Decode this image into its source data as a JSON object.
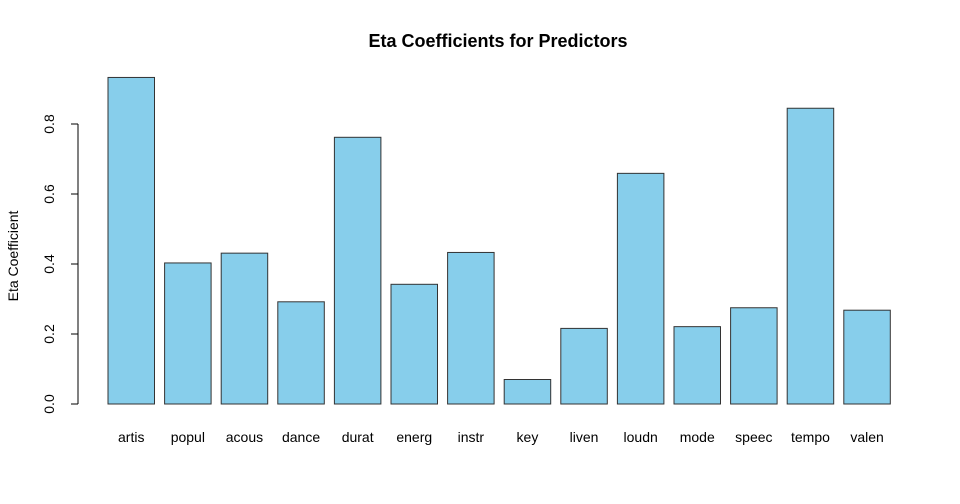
{
  "chart_data": {
    "type": "bar",
    "title": "Eta Coefficients for Predictors",
    "xlabel": "",
    "ylabel": "Eta Coefficient",
    "categories": [
      "artis",
      "popul",
      "acous",
      "dance",
      "durat",
      "energ",
      "instr",
      "key",
      "liven",
      "loudn",
      "mode",
      "speec",
      "tempo",
      "valen"
    ],
    "values": [
      0.933,
      0.403,
      0.431,
      0.292,
      0.762,
      0.342,
      0.433,
      0.07,
      0.216,
      0.659,
      0.221,
      0.275,
      0.845,
      0.268
    ],
    "ylim": [
      0,
      0.93
    ],
    "yticks": [
      0.0,
      0.2,
      0.4,
      0.6,
      0.8
    ],
    "ytick_labels": [
      "0.0",
      "0.2",
      "0.4",
      "0.6",
      "0.8"
    ],
    "bar_color": "#87CEEB",
    "bar_border_color": "#333333",
    "grid": false,
    "legend": "none"
  }
}
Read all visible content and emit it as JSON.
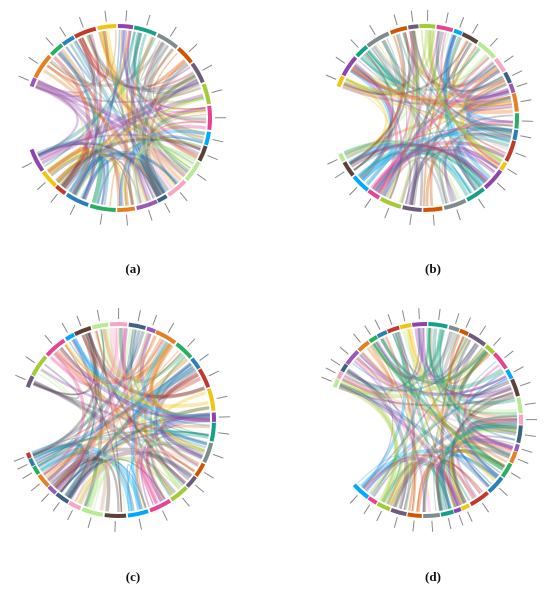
{
  "panels": [
    {
      "label": "(a)"
    },
    {
      "label": "(b)"
    },
    {
      "label": "(c)"
    },
    {
      "label": "(d)"
    }
  ]
}
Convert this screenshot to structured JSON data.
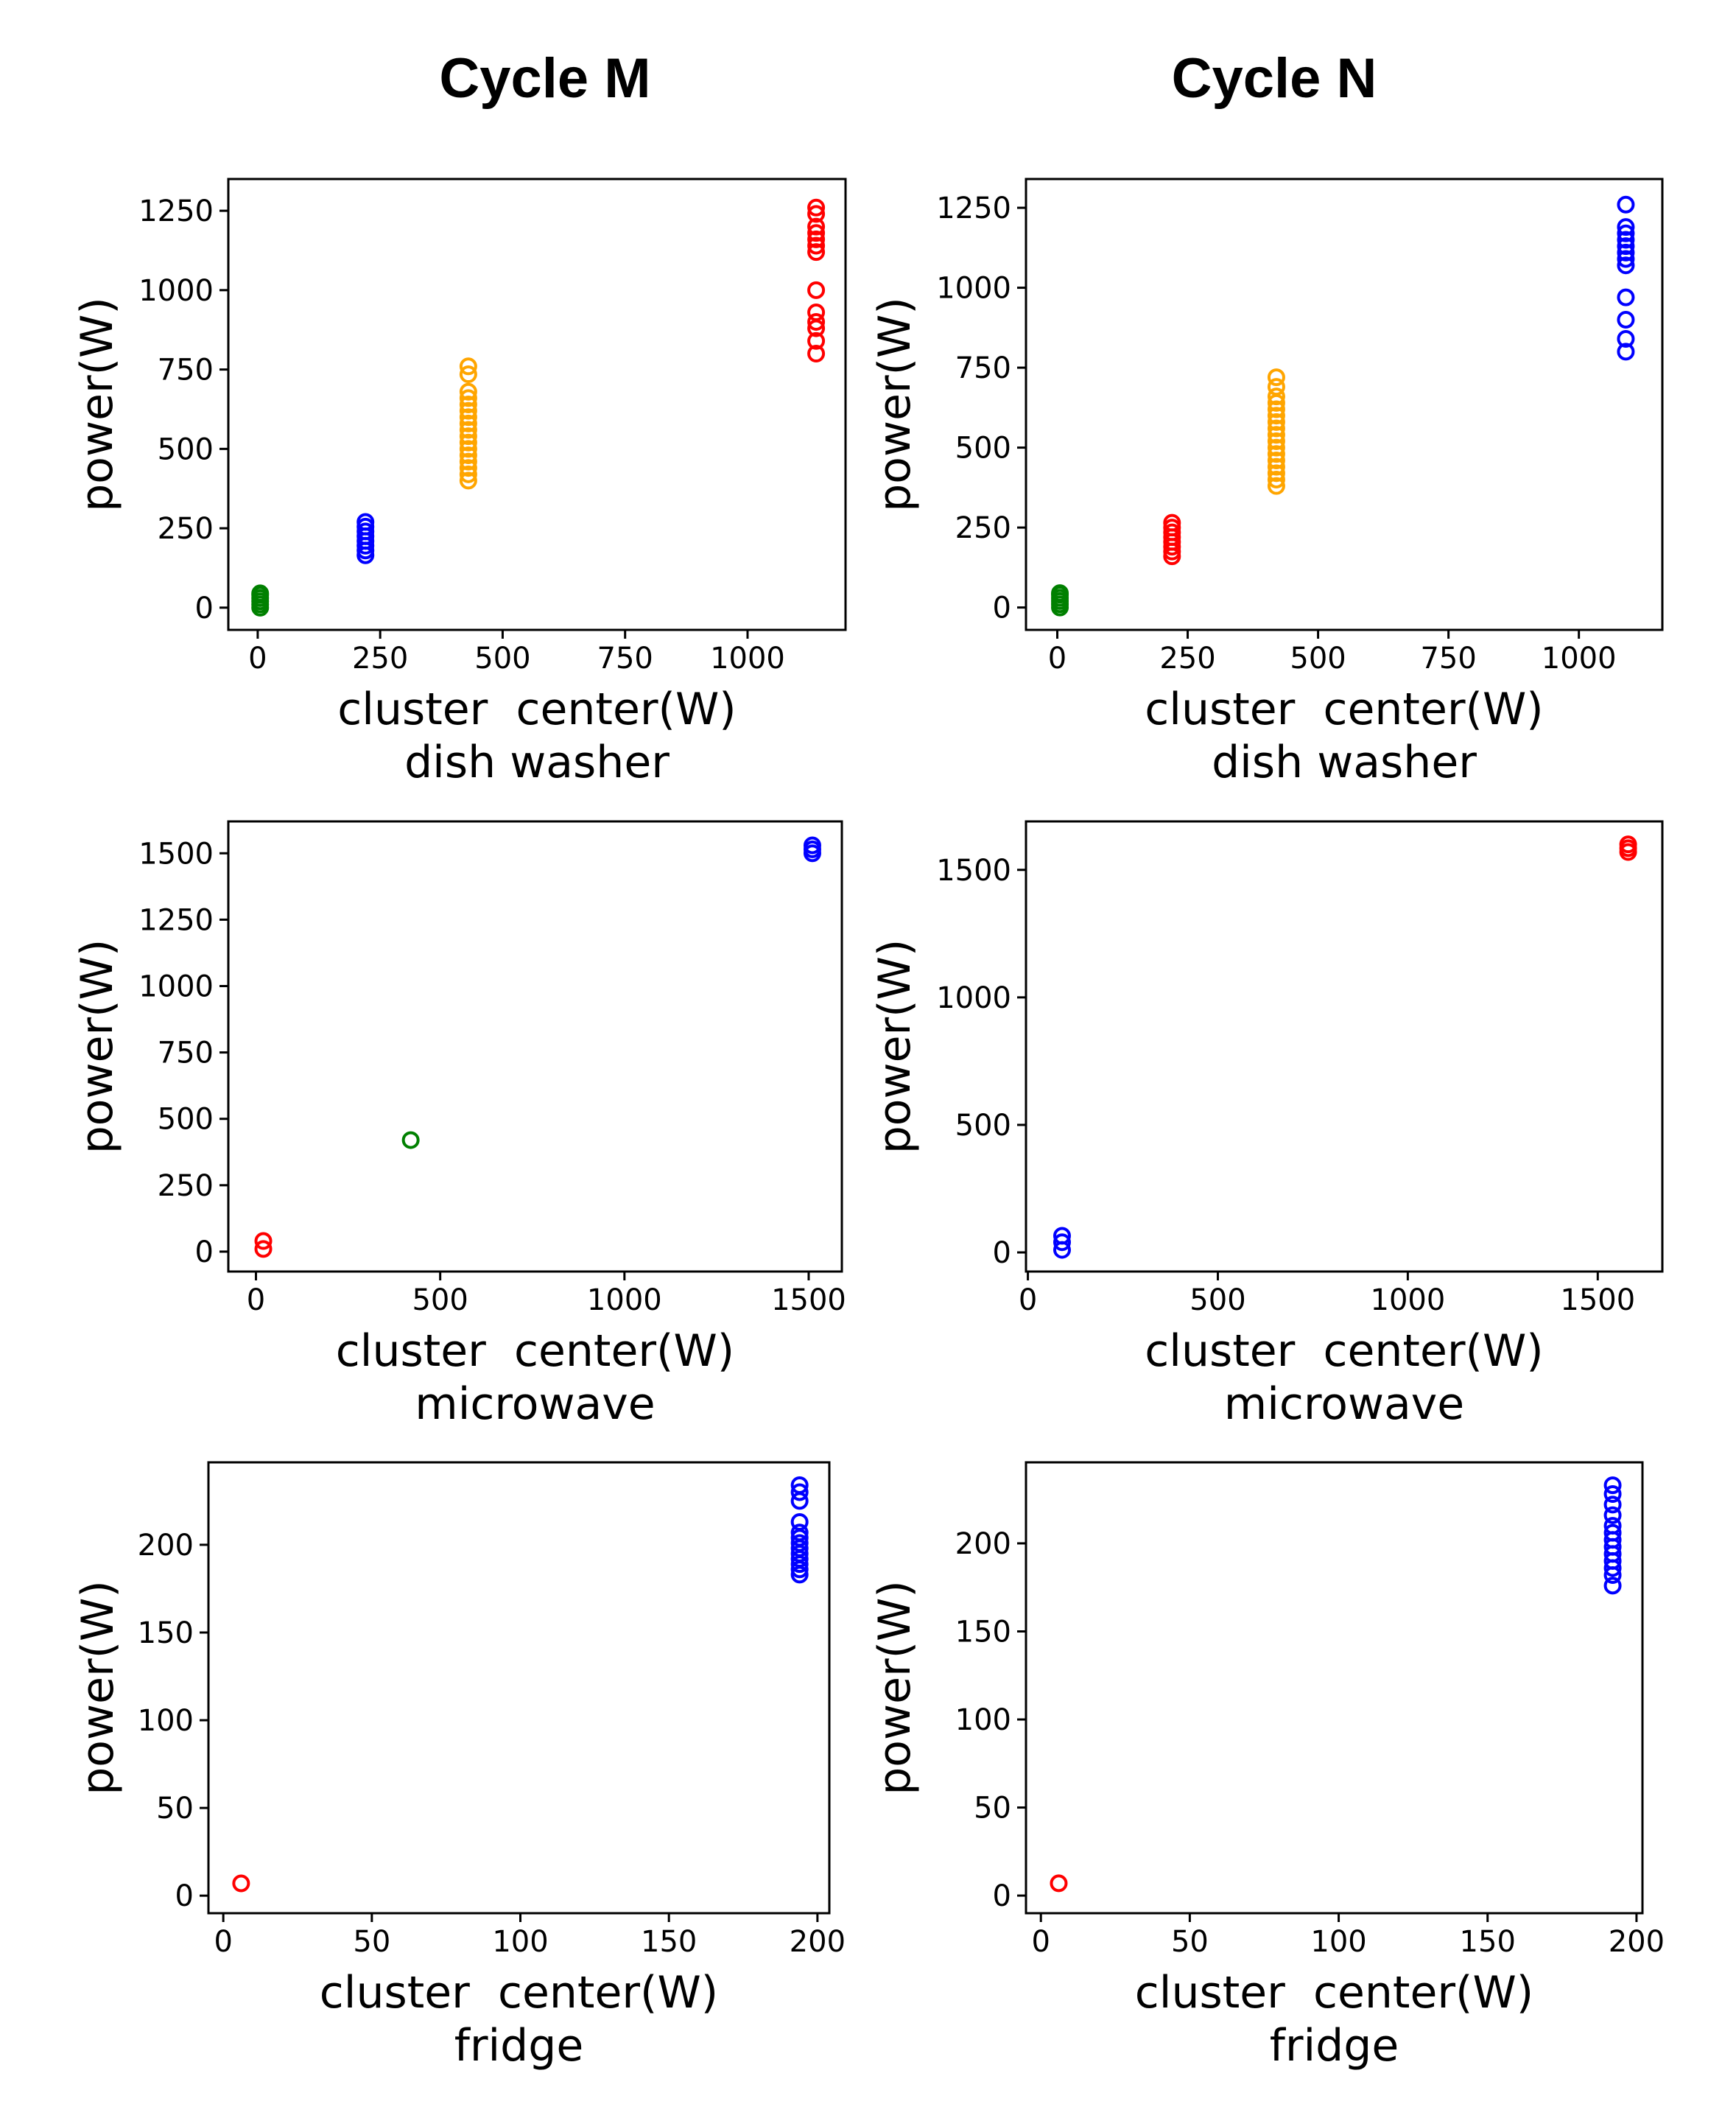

= = = = =

Exercise description> Omit the pictures, then output the rest of the listing exactly.

Exercise output>
Decode this image into its source data as a JSON object.
{
  "chart_data": {
    "type": "bar",
    "title": "Eta Coefficients for Predictors",
    "xlabel": "",
    "ylabel": "Eta Coefficient",
    "categories": [
      "artis",
      "popul",
      "acous",
      "dance",
      "durat",
      "energ",
      "instr",
      "key",
      "liven",
      "loudn",
      "mode",
      "speec",
      "tempo",
      "valen"
    ],
    "values": [
      0.933,
      0.403,
      0.431,
      0.292,
      0.762,
      0.342,
      0.433,
      0.07,
      0.216,
      0.659,
      0.221,
      0.275,
      0.845,
      0.268
    ],
    "ylim": [
      0,
      0.93
    ],
    "yticks": [
      0.0,
      0.2,
      0.4,
      0.6,
      0.8
    ],
    "ytick_labels": [
      "0.0",
      "0.2",
      "0.4",
      "0.6",
      "0.8"
    ],
    "bar_color": "#87CEEB",
    "bar_border_color": "#333333",
    "grid": false,
    "legend": "none"
  }
}
Read all visible content and emit it as JSON.
{
  "panels": [
    {
      "label": "(a)"
    },
    {
      "label": "(b)"
    },
    {
      "label": "(c)"
    },
    {
      "label": "(d)"
    }
  ]
}
Convert this screenshot to structured JSON data.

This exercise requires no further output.